Written request
Keep the images out and copy every entry below exactly.

========

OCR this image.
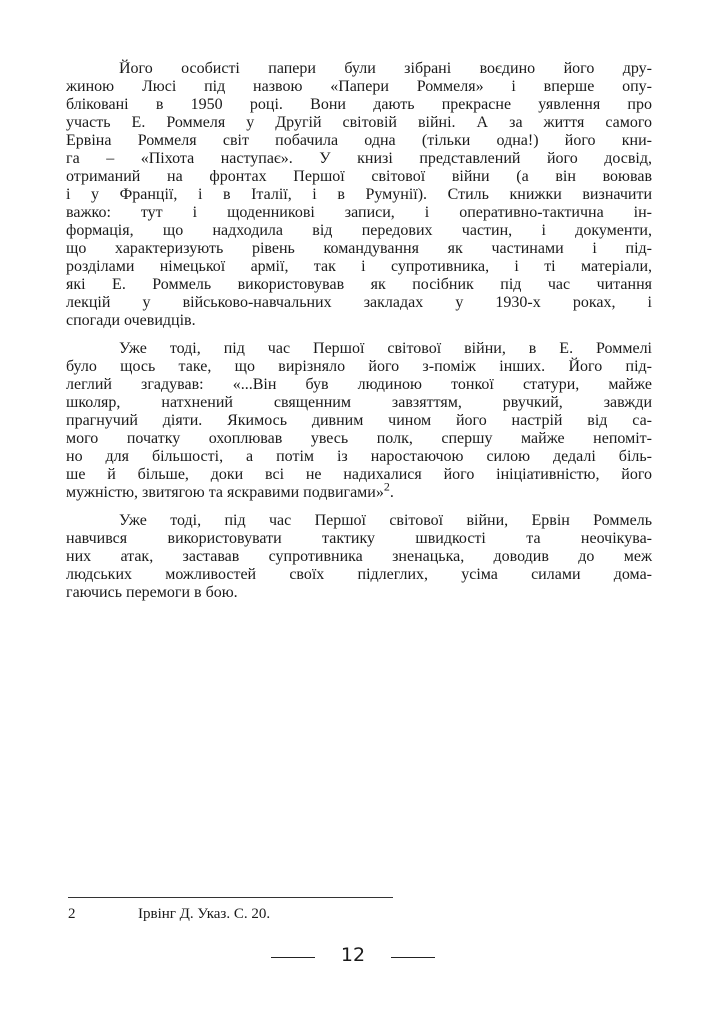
Його особисті папери були зібрані воєдино його дру-
жиною Люсі під назвою «Папери Роммеля» і вперше опу-
бліковані в 1950 році. Вони дають прекрасне уявлення про
участь Е. Роммеля у Другій світовій війні. А за життя самого
Ервіна Роммеля світ побачила одна (тільки одна!) його кни-
га – «Піхота наступає». У книзі представлений його досвід,
отриманий на фронтах Першої світової війни (а він воював
і у Франції, і в Італії, і в Румунії). Стиль книжки визначити
важко: тут і щоденникові записи, і оперативно-тактична ін-
формація, що надходила від передових частин, і документи,
що характеризують рівень командування як частинами і під-
розділами німецької армії, так і супротивника, і ті матеріали,
які Е. Роммель використовував як посібник під час читання
лекцій у військово-навчальних закладах у 1930-х роках, і
спогади очевидців.
Уже тоді, під час Першої світової війни, в Е. Роммелі
було щось таке, що вирізняло його з-поміж інших. Його під-
леглий згадував: «...Він був людиною тонкої статури, майже
школяр, натхнений священним завзяттям, рвучкий, завжди
прагнучий діяти. Якимось дивним чином його настрій від са-
мого початку охоплював увесь полк, спершу майже непоміт-
но для більшості, а потім із наростаючою силою дедалі біль-
ше й більше, доки всі не надихалися його ініціативністю, його
мужністю, звитягою та яскравими подвигами»$^2$.
Уже тоді, під час Першої світової війни, Ервін Роммель
навчився використовувати тактику швидкості та неочікува-
них атак, заставав супротивника зненацька, доводив до меж
людських можливостей своїх підлеглих, усіма силами дома-
гаючись перемоги в бою.
2	Ірвінг Д. Указ. С. 20.
12
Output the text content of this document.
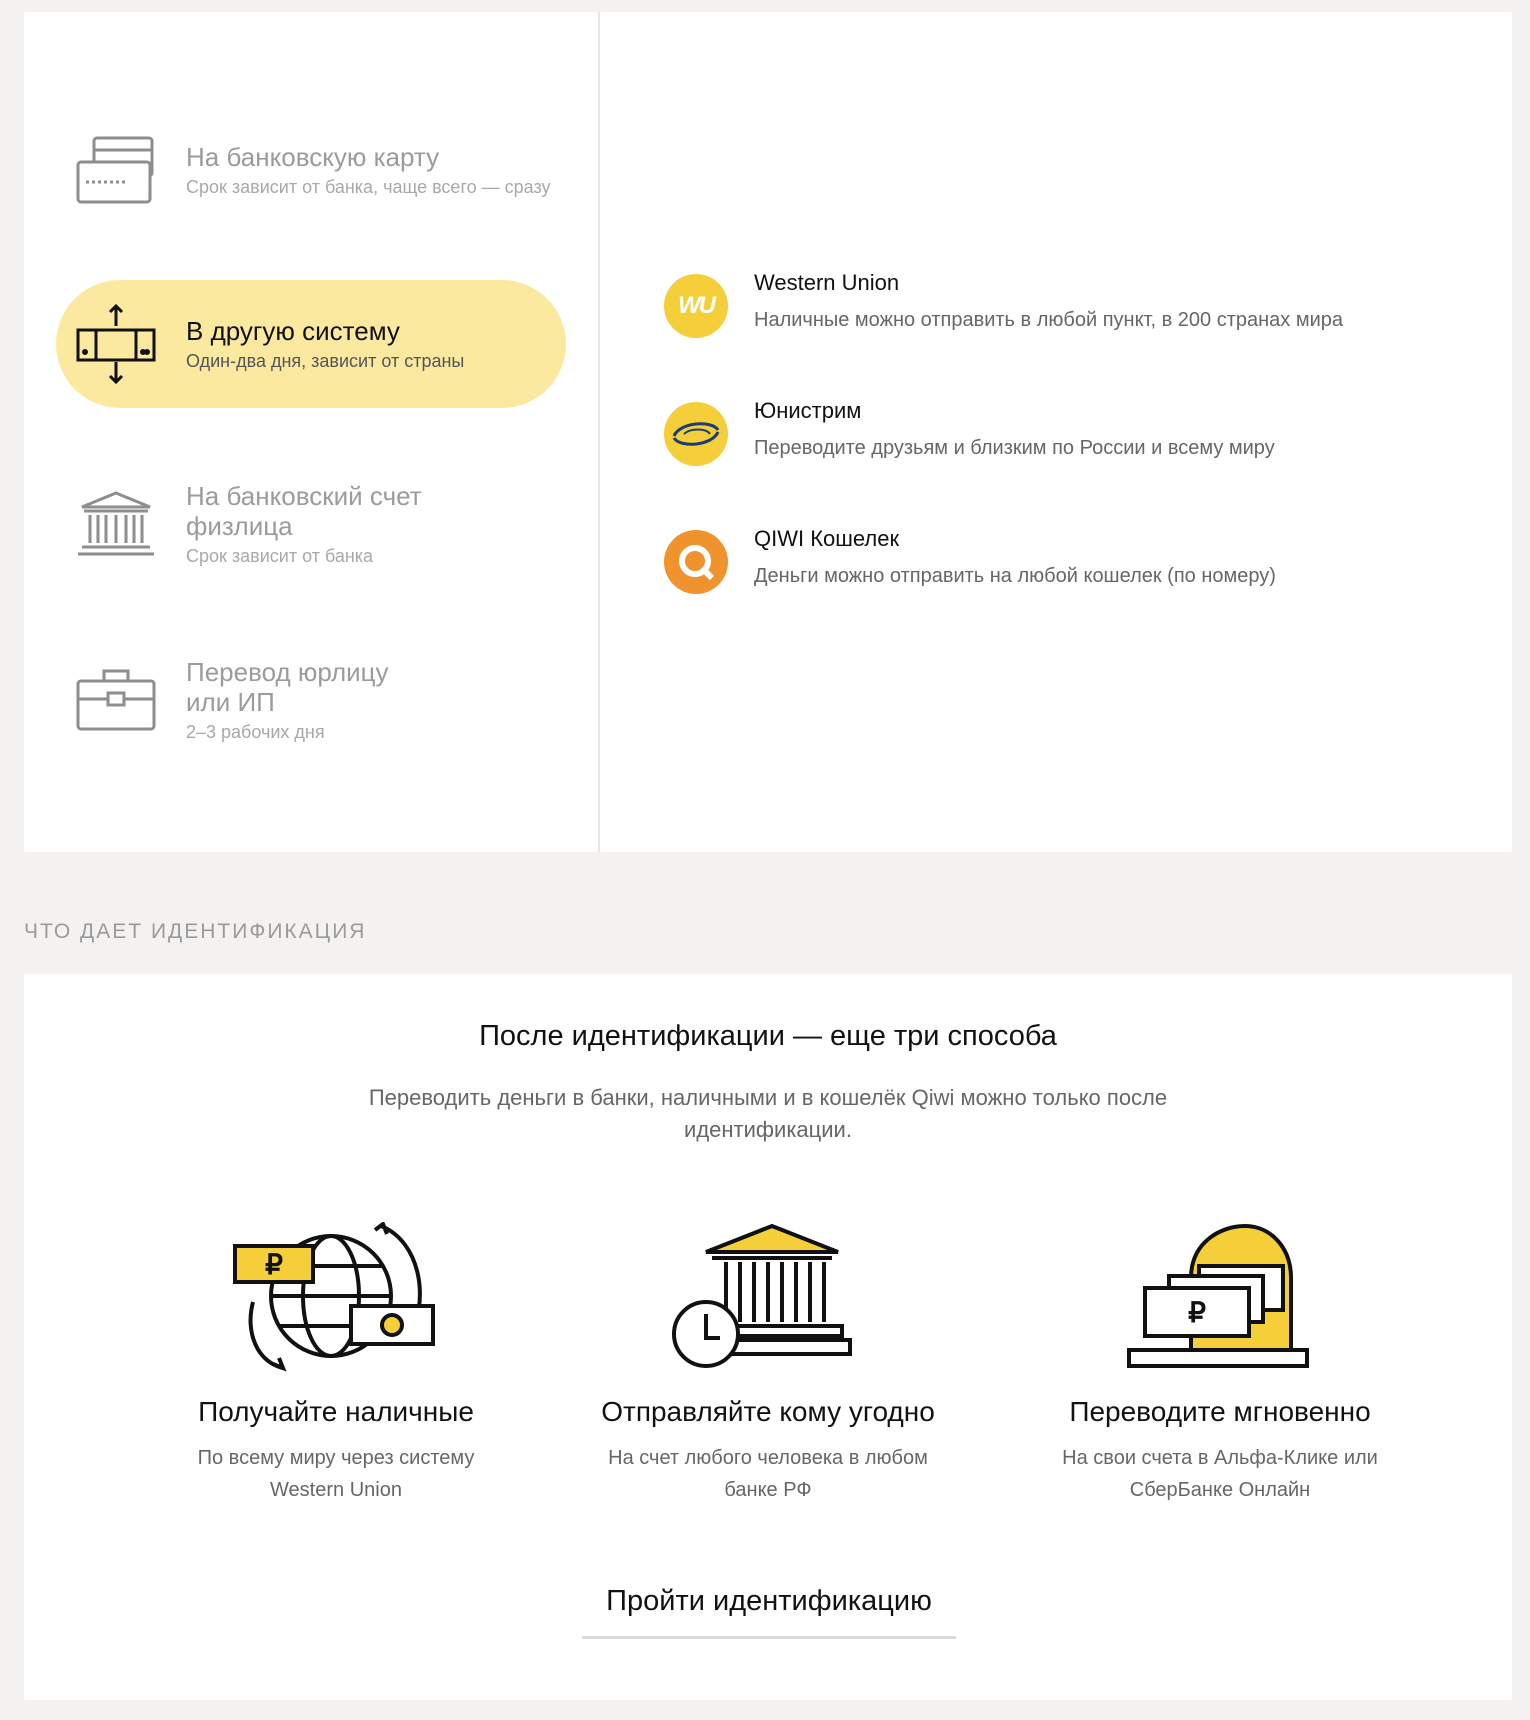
На банковскую карту
Срок зависит от банка, чаще всего — сразу
В другую систему
Один-два дня, зависит от страны
На банковский счет физлица
Срок зависит от банка
Перевод юрлицу или ИП
2–3 рабочих дня
WU
Western Union
Наличные можно отправить в любой пункт, в 200 странах мира
Юнистрим
Переводите друзьям и близким по России и всему миру
QIWI Кошелек
Деньги можно отправить на любой кошелек (по номеру)
ЧТО ДАЕТ ИДЕНТИФИКАЦИЯ
После идентификации — еще три способа
Переводить деньги в банки, наличными и в кошелёк Qiwi можно только после идентификации.
₽
Получайте наличные
По всему миру через систему Western Union
Отправляйте кому угодно
На счет любого человека в любом банке РФ
₽
Переводите мгновенно
На свои счета в Альфа-Клике или СберБанке Онлайн
Пройти идентификацию
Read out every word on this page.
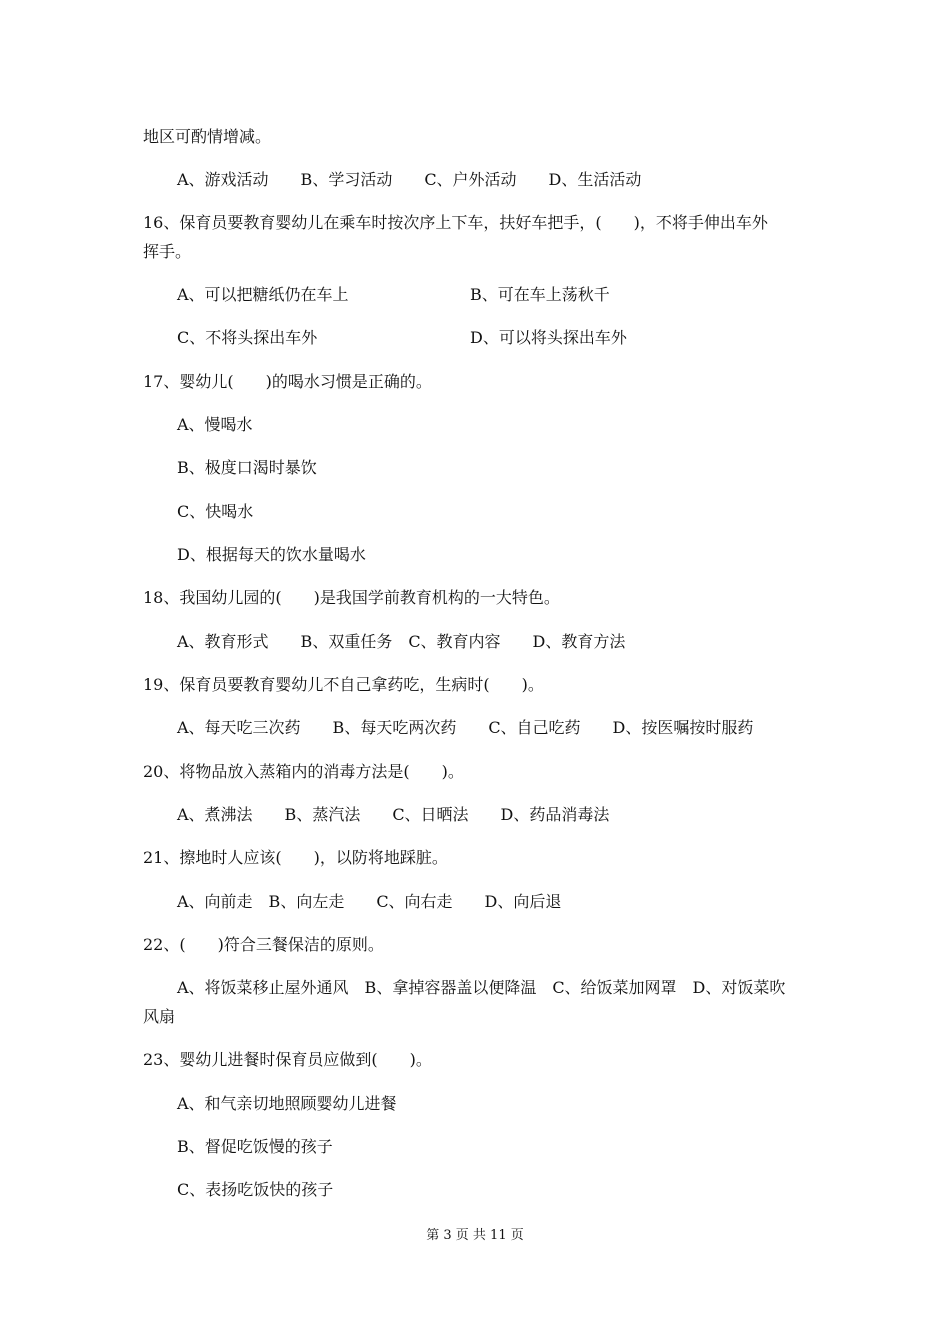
地区可酌情增减。
A、游戏活动　　B、学习活动　　C、户外活动　　D、生活活动
16、保育员要教育婴幼儿在乘车时按次序上下车，扶好车把手，(　　)，不将手伸出车外
挥手。
A、可以把糖纸仍在车上	B、可在车上荡秋千
C、不将头探出车外	D、可以将头探出车外
17、婴幼儿(　　)的喝水习惯是正确的。
A、慢喝水
B、极度口渴时暴饮
C、快喝水
D、根据每天的饮水量喝水
18、我国幼儿园的(　　)是我国学前教育机构的一大特色。
A、教育形式　　B、双重任务　C、教育内容　　D、教育方法
19、保育员要教育婴幼儿不自己拿药吃，生病时(　　)。
A、每天吃三次药　　B、每天吃两次药　　C、自己吃药　　D、按医嘱按时服药
20、将物品放入蒸箱内的消毒方法是(　　)。
A、煮沸法　　B、蒸汽法　　C、日晒法　　D、药品消毒法
21、擦地时人应该(　　)，以防将地踩脏。
A、向前走　B、向左走　　C、向右走　　D、向后退
22、(　　)符合三餐保洁的原则。
A、将饭菜移止屋外通风　B、拿掉容器盖以便降温　C、给饭菜加网罩　D、对饭菜吹
风扇
23、婴幼儿进餐时保育员应做到(　　)。
A、和气亲切地照顾婴幼儿进餐
B、督促吃饭慢的孩子
C、表扬吃饭快的孩子
第 3 页 共 11 页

========

Solved exercise
OCR this image.
Його особисті папери були зібрані воєдино його дру-
жиною Люсі під назвою «Папери Роммеля» і вперше опу-
бліковані в 1950 році. Вони дають прекрасне уявлення про
участь Е. Роммеля у Другій світовій війні. А за життя самого
Ервіна Роммеля світ побачила одна (тільки одна!) його кни-
га – «Піхота наступає». У книзі представлений його досвід,
отриманий на фронтах Першої світової війни (а він воював
і у Франції, і в Італії, і в Румунії). Стиль книжки визначити
важко: тут і щоденникові записи, і оперативно-тактична ін-
формація, що надходила від передових частин, і документи,
що характеризують рівень командування як частинами і під-
розділами німецької армії, так і супротивника, і ті матеріали,
які Е. Роммель використовував як посібник під час читання
лекцій у військово-навчальних закладах у 1930-х роках, і
спогади очевидців.
Уже тоді, під час Першої світової війни, в Е. Роммелі
було щось таке, що вирізняло його з-поміж інших. Його під-
леглий згадував: «...Він був людиною тонкої статури, майже
школяр, натхнений священним завзяттям, рвучкий, завжди
прагнучий діяти. Якимось дивним чином його настрій від са-
мого початку охоплював увесь полк, спершу майже непоміт-
но для більшості, а потім із наростаючою силою дедалі біль-
ше й більше, доки всі не надихалися його ініціативністю, його
мужністю, звитягою та яскравими подвигами»$^2$.
Уже тоді, під час Першої світової війни, Ервін Роммель
навчився використовувати тактику швидкості та неочікува-
них атак, заставав супротивника зненацька, доводив до меж
людських можливостей своїх підлеглих, усіма силами дома-
гаючись перемоги в бою.
2	Ірвінг Д. Указ. С. 20.
12
Output the text content of this document.
На банковскую карту
Срок зависит от банка, чаще всего — сразу
В другую систему
Один-два дня, зависит от страны
На банковский счет физлица
Срок зависит от банка
Перевод юрлицу или ИП
2–3 рабочих дня
WU
Western Union
Наличные можно отправить в любой пункт, в 200 странах мира
Юнистрим
Переводите друзьям и близким по России и всему миру
QIWI Кошелек
Деньги можно отправить на любой кошелек (по номеру)
ЧТО ДАЕТ ИДЕНТИФИКАЦИЯ
После идентификации — еще три способа
Переводить деньги в банки, наличными и в кошелёк Qiwi можно только после идентификации.
₽
Получайте наличные
По всему миру через систему Western Union
Отправляйте кому угодно
На счет любого человека в любом банке РФ
₽
Переводите мгновенно
На свои счета в Альфа-Клике или СберБанке Онлайн
Пройти идентификацию
Read out every word on this page.
地区可酌情增减。
A、游戏活动　　B、学习活动　　C、户外活动　　D、生活活动
16、保育员要教育婴幼儿在乘车时按次序上下车，扶好车把手，(　　)，不将手伸出车外
挥手。
A、可以把糖纸仍在车上	B、可在车上荡秋千
C、不将头探出车外	D、可以将头探出车外
17、婴幼儿(　　)的喝水习惯是正确的。
A、慢喝水
B、极度口渴时暴饮
C、快喝水
D、根据每天的饮水量喝水
18、我国幼儿园的(　　)是我国学前教育机构的一大特色。
A、教育形式　　B、双重任务　C、教育内容　　D、教育方法
19、保育员要教育婴幼儿不自己拿药吃，生病时(　　)。
A、每天吃三次药　　B、每天吃两次药　　C、自己吃药　　D、按医嘱按时服药
20、将物品放入蒸箱内的消毒方法是(　　)。
A、煮沸法　　B、蒸汽法　　C、日晒法　　D、药品消毒法
21、擦地时人应该(　　)，以防将地踩脏。
A、向前走　B、向左走　　C、向右走　　D、向后退
22、(　　)符合三餐保洁的原则。
A、将饭菜移止屋外通风　B、拿掉容器盖以便降温　C、给饭菜加网罩　D、对饭菜吹
风扇
23、婴幼儿进餐时保育员应做到(　　)。
A、和气亲切地照顾婴幼儿进餐
B、督促吃饭慢的孩子
C、表扬吃饭快的孩子
第 3 页 共 11 页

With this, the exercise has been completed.